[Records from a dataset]

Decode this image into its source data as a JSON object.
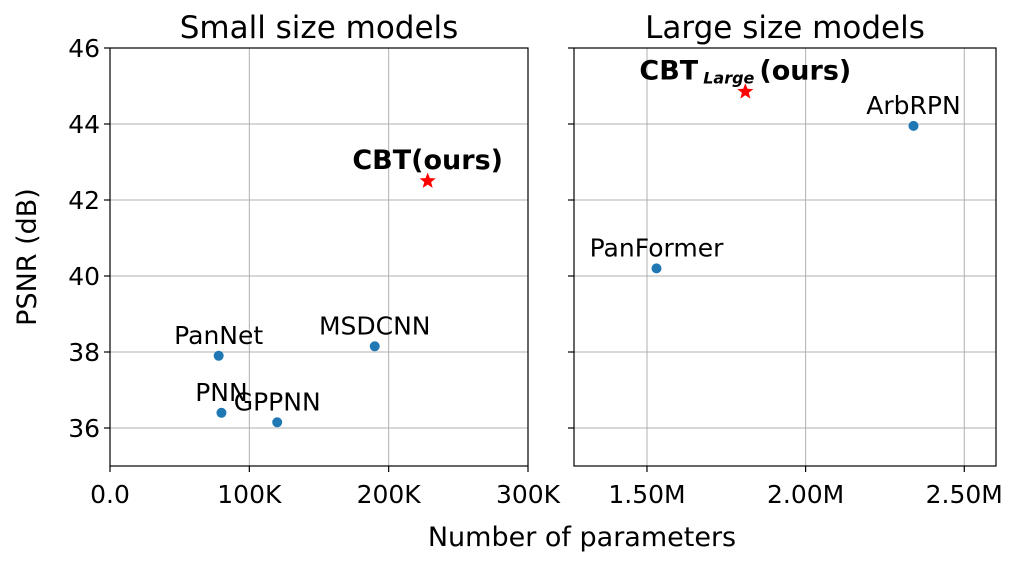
{
  "chart_data": [
    {
      "type": "scatter",
      "title": "Small size models",
      "ylabel": "PSNR (dB)",
      "xlim": [
        0,
        300000
      ],
      "ylim": [
        35,
        46
      ],
      "x_ticks": [
        0,
        100000,
        200000,
        300000
      ],
      "x_tick_labels": [
        "0.0",
        "100K",
        "200K",
        "300K"
      ],
      "y_ticks": [
        36,
        38,
        40,
        42,
        44,
        46
      ],
      "y_tick_labels": [
        "36",
        "38",
        "40",
        "42",
        "44",
        "46"
      ],
      "grid": true,
      "points": [
        {
          "label": "PanNet",
          "x": 78000,
          "y": 37.9,
          "marker": "circle",
          "color": "#1f77b4"
        },
        {
          "label": "PNN",
          "x": 80000,
          "y": 36.4,
          "marker": "circle",
          "color": "#1f77b4"
        },
        {
          "label": "GPPNN",
          "x": 120000,
          "y": 36.15,
          "marker": "circle",
          "color": "#1f77b4"
        },
        {
          "label": "MSDCNN",
          "x": 190000,
          "y": 38.15,
          "marker": "circle",
          "color": "#1f77b4"
        },
        {
          "label": "CBT(ours)",
          "x": 228000,
          "y": 42.5,
          "marker": "star",
          "color": "#ff0000",
          "bold": true
        }
      ]
    },
    {
      "type": "scatter",
      "title": "Large size models",
      "xlim": [
        1270000,
        2600000
      ],
      "ylim": [
        35,
        46
      ],
      "x_ticks": [
        1500000,
        2000000,
        2500000
      ],
      "x_tick_labels": [
        "1.50M",
        "2.00M",
        "2.50M"
      ],
      "y_ticks": [
        36,
        38,
        40,
        42,
        44,
        46
      ],
      "grid": true,
      "points": [
        {
          "label": "PanFormer",
          "x": 1530000,
          "y": 40.2,
          "marker": "circle",
          "color": "#1f77b4"
        },
        {
          "label": "ArbRPN",
          "x": 2340000,
          "y": 43.95,
          "marker": "circle",
          "color": "#1f77b4"
        },
        {
          "label": "CBT",
          "label_subscript": "Large",
          "label_suffix": "(ours)",
          "x": 1810000,
          "y": 44.85,
          "marker": "star",
          "color": "#ff0000",
          "bold": true
        }
      ]
    }
  ],
  "shared_xlabel": "Number of parameters"
}
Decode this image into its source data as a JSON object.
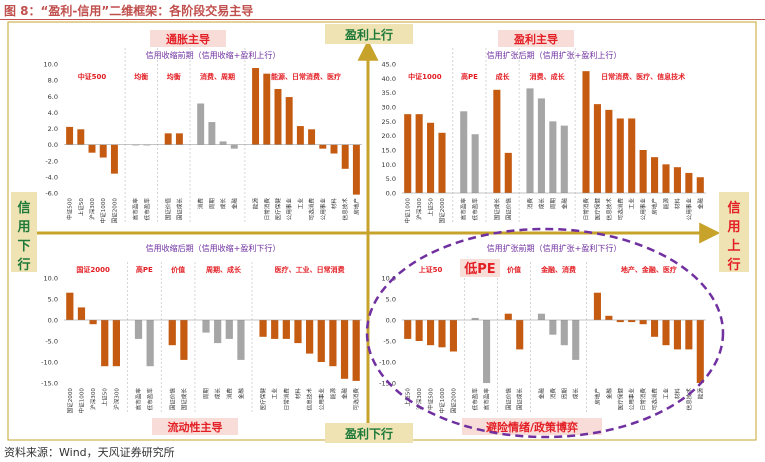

[THE EXERCISE]
Without the pictures, write out every entry precisely as it appears.

[FULL ANSWER]
Decode this image into its source data as a JSON object.
{
  "chart_data": [
    {
      "type": "scatter",
      "title": "Small size models",
      "ylabel": "PSNR (dB)",
      "xlim": [
        0,
        300000
      ],
      "ylim": [
        35,
        46
      ],
      "x_ticks": [
        0,
        100000,
        200000,
        300000
      ],
      "x_tick_labels": [
        "0.0",
        "100K",
        "200K",
        "300K"
      ],
      "y_ticks": [
        36,
        38,
        40,
        42,
        44,
        46
      ],
      "y_tick_labels": [
        "36",
        "38",
        "40",
        "42",
        "44",
        "46"
      ],
      "grid": true,
      "points": [
        {
          "label": "PanNet",
          "x": 78000,
          "y": 37.9,
          "marker": "circle",
          "color": "#1f77b4"
        },
        {
          "label": "PNN",
          "x": 80000,
          "y": 36.4,
          "marker": "circle",
          "color": "#1f77b4"
        },
        {
          "label": "GPPNN",
          "x": 120000,
          "y": 36.15,
          "marker": "circle",
          "color": "#1f77b4"
        },
        {
          "label": "MSDCNN",
          "x": 190000,
          "y": 38.15,
          "marker": "circle",
          "color": "#1f77b4"
        },
        {
          "label": "CBT(ours)",
          "x": 228000,
          "y": 42.5,
          "marker": "star",
          "color": "#ff0000",
          "bold": true
        }
      ]
    },
    {
      "type": "scatter",
      "title": "Large size models",
      "xlim": [
        1270000,
        2600000
      ],
      "ylim": [
        35,
        46
      ],
      "x_ticks": [
        1500000,
        2000000,
        2500000
      ],
      "x_tick_labels": [
        "1.50M",
        "2.00M",
        "2.50M"
      ],
      "y_ticks": [
        36,
        38,
        40,
        42,
        44,
        46
      ],
      "grid": true,
      "points": [
        {
          "label": "PanFormer",
          "x": 1530000,
          "y": 40.2,
          "marker": "circle",
          "color": "#1f77b4"
        },
        {
          "label": "ArbRPN",
          "x": 2340000,
          "y": 43.95,
          "marker": "circle",
          "color": "#1f77b4"
        },
        {
          "label": "CBT",
          "label_subscript": "Large",
          "label_suffix": "(ours)",
          "x": 1810000,
          "y": 44.85,
          "marker": "star",
          "color": "#ff0000",
          "bold": true
        }
      ]
    }
  ],
  "shared_xlabel": "Number of parameters"
}
Decode this image into its source data as a JSON object.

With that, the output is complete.